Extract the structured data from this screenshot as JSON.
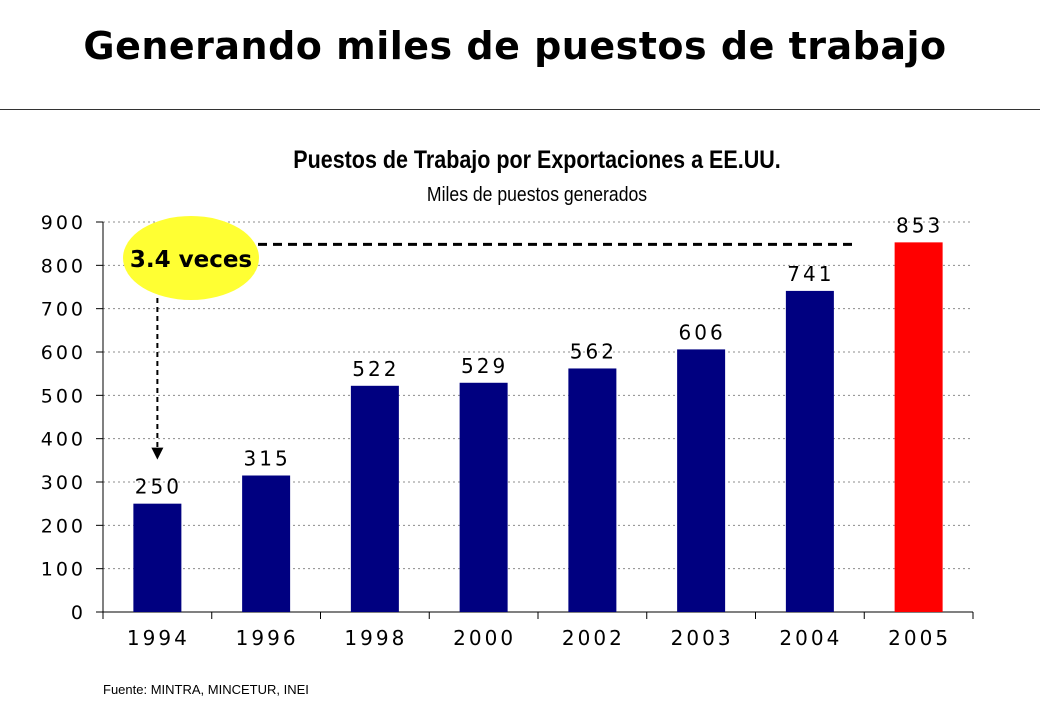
{
  "slide": {
    "title": "Generando miles de puestos de trabajo",
    "source": "Fuente: MINTRA, MINCETUR, INEI"
  },
  "chart_data": {
    "type": "bar",
    "title": "Puestos de Trabajo por Exportaciones a EE.UU.",
    "subtitle": "Miles de puestos generados",
    "categories": [
      "1994",
      "1996",
      "1998",
      "2000",
      "2002",
      "2003",
      "2004",
      "2005"
    ],
    "values": [
      250,
      315,
      522,
      529,
      562,
      606,
      741,
      853
    ],
    "data_labels": [
      "250",
      "315",
      "522",
      "529",
      "562",
      "606",
      "741",
      "853"
    ],
    "ylim": [
      0,
      900
    ],
    "yticks": [
      0,
      100,
      200,
      300,
      400,
      500,
      600,
      700,
      800,
      900
    ],
    "ytick_labels": [
      "0",
      "100",
      "200",
      "300",
      "400",
      "500",
      "600",
      "700",
      "800",
      "900"
    ],
    "xlabel": "",
    "ylabel": "",
    "grid": true,
    "colors": {
      "bar": "#000080",
      "highlight_bar": "#ff0000",
      "highlight_index": 7,
      "annotation_fill": "#ffff33"
    },
    "annotation": {
      "label": "3.4 veces",
      "from_index": 0,
      "to_index": 7
    }
  }
}
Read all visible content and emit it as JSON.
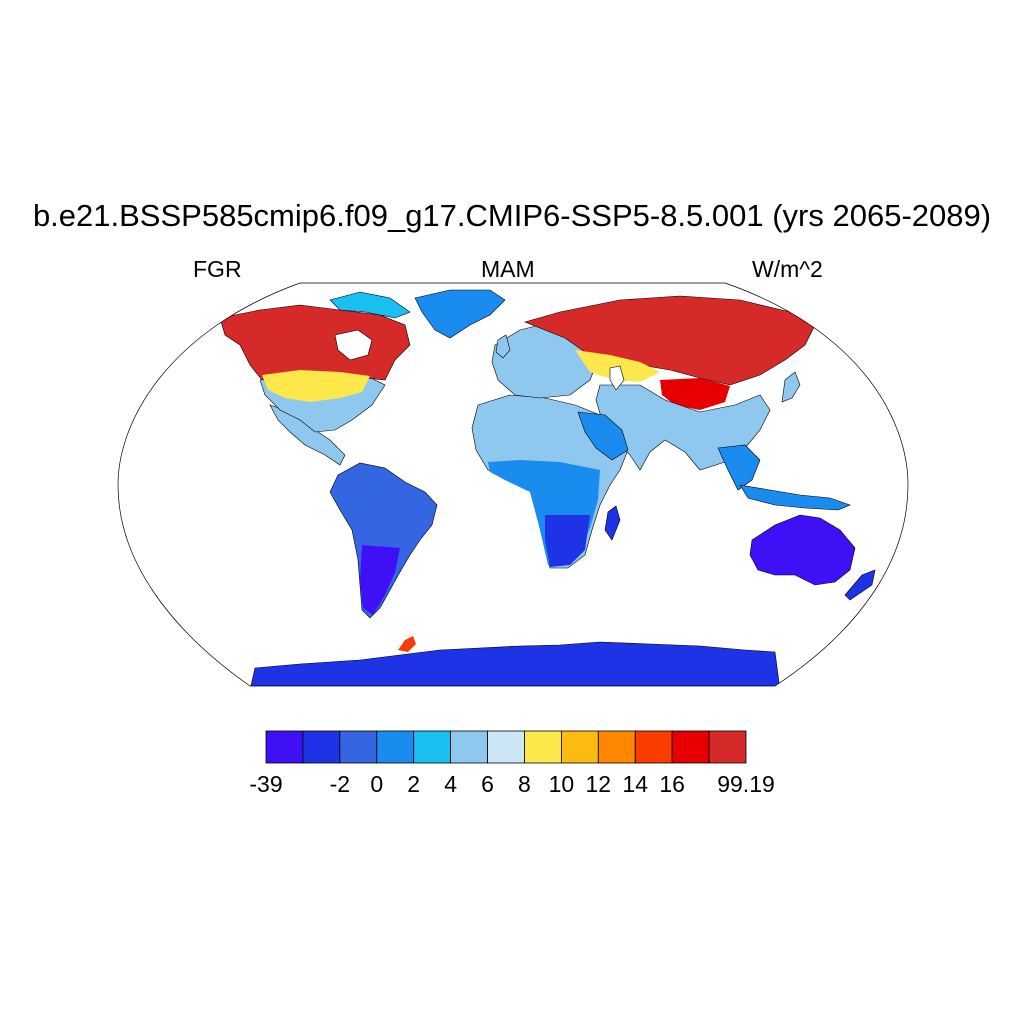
{
  "title": "b.e21.BSSP585cmip6.f09_g17.CMIP6-SSP5-8.5.001 (yrs 2065-2089)",
  "left_label": "FGR",
  "center_label": "MAM",
  "right_label": "W/m^2",
  "colorbar": {
    "colors": [
      "#3f10f5",
      "#1e33e5",
      "#3366e0",
      "#1a8cf0",
      "#19bff0",
      "#8fc8ef",
      "#cde6f5",
      "#fde84c",
      "#fbbb10",
      "#fd8800",
      "#fa3c00",
      "#e60000",
      "#d62a2a"
    ],
    "labels": [
      "-39",
      "-2",
      "0",
      "2",
      "4",
      "6",
      "8",
      "10",
      "12",
      "14",
      "16",
      "99.19"
    ]
  },
  "map_colors": {
    "ocean": "#ffffff",
    "coast": "#000000"
  }
}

* [Task statement]:
Select and copy every line of the listing with the word "JSON".

* [Task solution]:
Extract the structured data from this screenshot as JSON.
Read all visible content and emit it as JSON.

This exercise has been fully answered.